**** Working data
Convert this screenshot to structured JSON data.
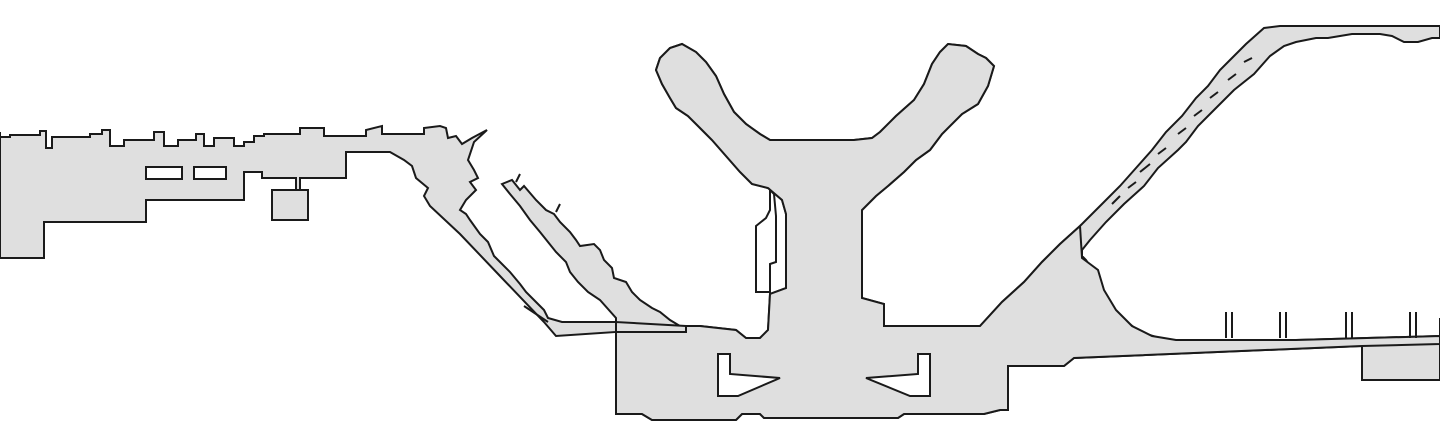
{
  "colors": {
    "background": "#ffffff",
    "floor_fill": "#dfdfdf",
    "outline": "#1a1a1a"
  }
}
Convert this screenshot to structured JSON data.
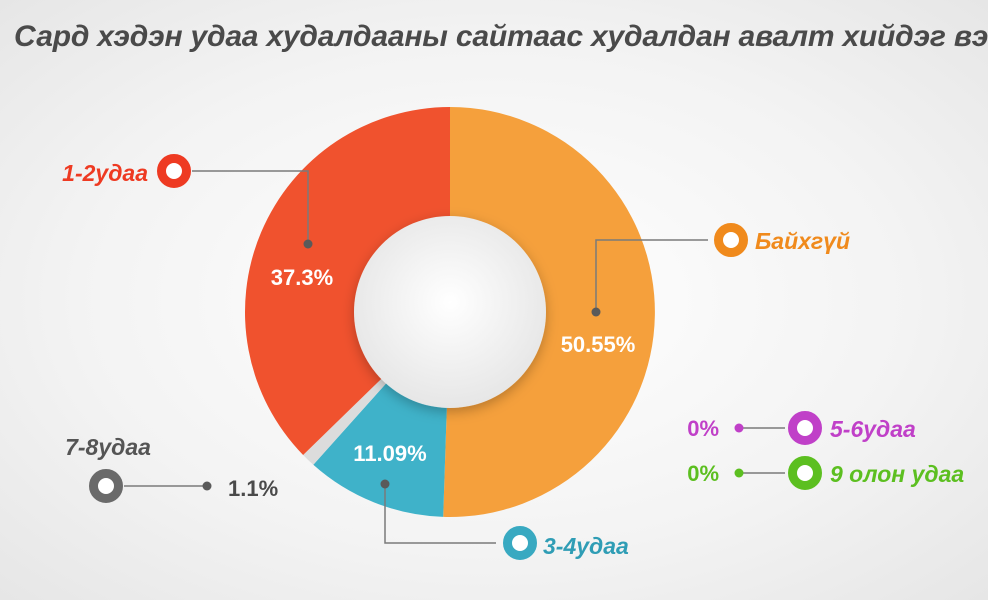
{
  "chart_data": {
    "type": "pie",
    "title": "Сард хэдэн удаа худалдааны сайтаас худалдан авалт хийдэг вэ?",
    "categories": [
      "Байхгүй",
      "3-4удаа",
      "7-8удаа",
      "1-2удаа",
      "5-6удаа",
      "9 олон удаа"
    ],
    "values": [
      50.55,
      11.09,
      1.1,
      37.3,
      0,
      0
    ],
    "value_labels": [
      "50.55%",
      "11.09%",
      "1.1%",
      "37.3%",
      "0%",
      "0%"
    ],
    "colors": [
      "#f5a03c",
      "#3fb2c9",
      "#dcdcdc",
      "#f0522e",
      "#c040c8",
      "#5cbf20"
    ],
    "legend_colors": [
      "#f08a1c",
      "#38a9c1",
      "#6a6a6a",
      "#ee3a22",
      "#c040c8",
      "#5cbf20"
    ],
    "label_colors": [
      "#f08a1c",
      "#2f9db5",
      "#555555",
      "#ee3a22",
      "#c040c8",
      "#5cbf20"
    ],
    "donut": true,
    "legend": "callouts"
  }
}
********
[Exercise prompt]
Excluding the pictures, restate the records above word for word.

[Expected answer]
Convert this screenshot to structured JSON data.
{
  "colors": {
    "background": "#ffffff",
    "floor_fill": "#dfdfdf",
    "outline": "#1a1a1a"
  }
}
Convert this screenshot to structured JSON data.
{
  "chart_data": {
    "type": "pie",
    "title": "Сард хэдэн удаа худалдааны сайтаас худалдан авалт хийдэг вэ?",
    "categories": [
      "Байхгүй",
      "3-4удаа",
      "7-8удаа",
      "1-2удаа",
      "5-6удаа",
      "9 олон удаа"
    ],
    "values": [
      50.55,
      11.09,
      1.1,
      37.3,
      0,
      0
    ],
    "value_labels": [
      "50.55%",
      "11.09%",
      "1.1%",
      "37.3%",
      "0%",
      "0%"
    ],
    "colors": [
      "#f5a03c",
      "#3fb2c9",
      "#dcdcdc",
      "#f0522e",
      "#c040c8",
      "#5cbf20"
    ],
    "legend_colors": [
      "#f08a1c",
      "#38a9c1",
      "#6a6a6a",
      "#ee3a22",
      "#c040c8",
      "#5cbf20"
    ],
    "label_colors": [
      "#f08a1c",
      "#2f9db5",
      "#555555",
      "#ee3a22",
      "#c040c8",
      "#5cbf20"
    ],
    "donut": true,
    "legend": "callouts"
  }
}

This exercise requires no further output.